What you will do » Reproduce every record below exactly as written, but leave out any pictures.

[start of Supplied records]

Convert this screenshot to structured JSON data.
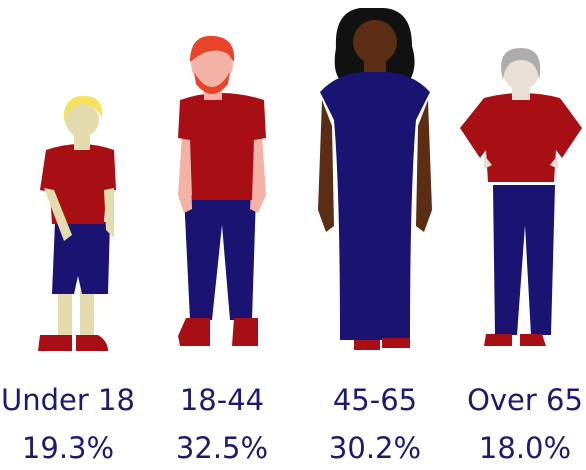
{
  "chart_data": {
    "type": "pictogram",
    "categories": [
      "Under 18",
      "18-44",
      "45-65",
      "Over 65"
    ],
    "values": [
      19.3,
      32.5,
      30.2,
      18.0
    ],
    "value_labels": [
      "19.3%",
      "32.5%",
      "30.2%",
      "18.0%"
    ],
    "color": "#1e1a6e"
  }
}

[end of Supplied records]

Correct answer »
Convert this screenshot to structured JSON data.
{
  "chart_data": {
    "type": "pictogram",
    "categories": [
      "Under 18",
      "18-44",
      "45-65",
      "Over 65"
    ],
    "values": [
      19.3,
      32.5,
      30.2,
      18.0
    ],
    "value_labels": [
      "19.3%",
      "32.5%",
      "30.2%",
      "18.0%"
    ],
    "color": "#1e1a6e"
  }
}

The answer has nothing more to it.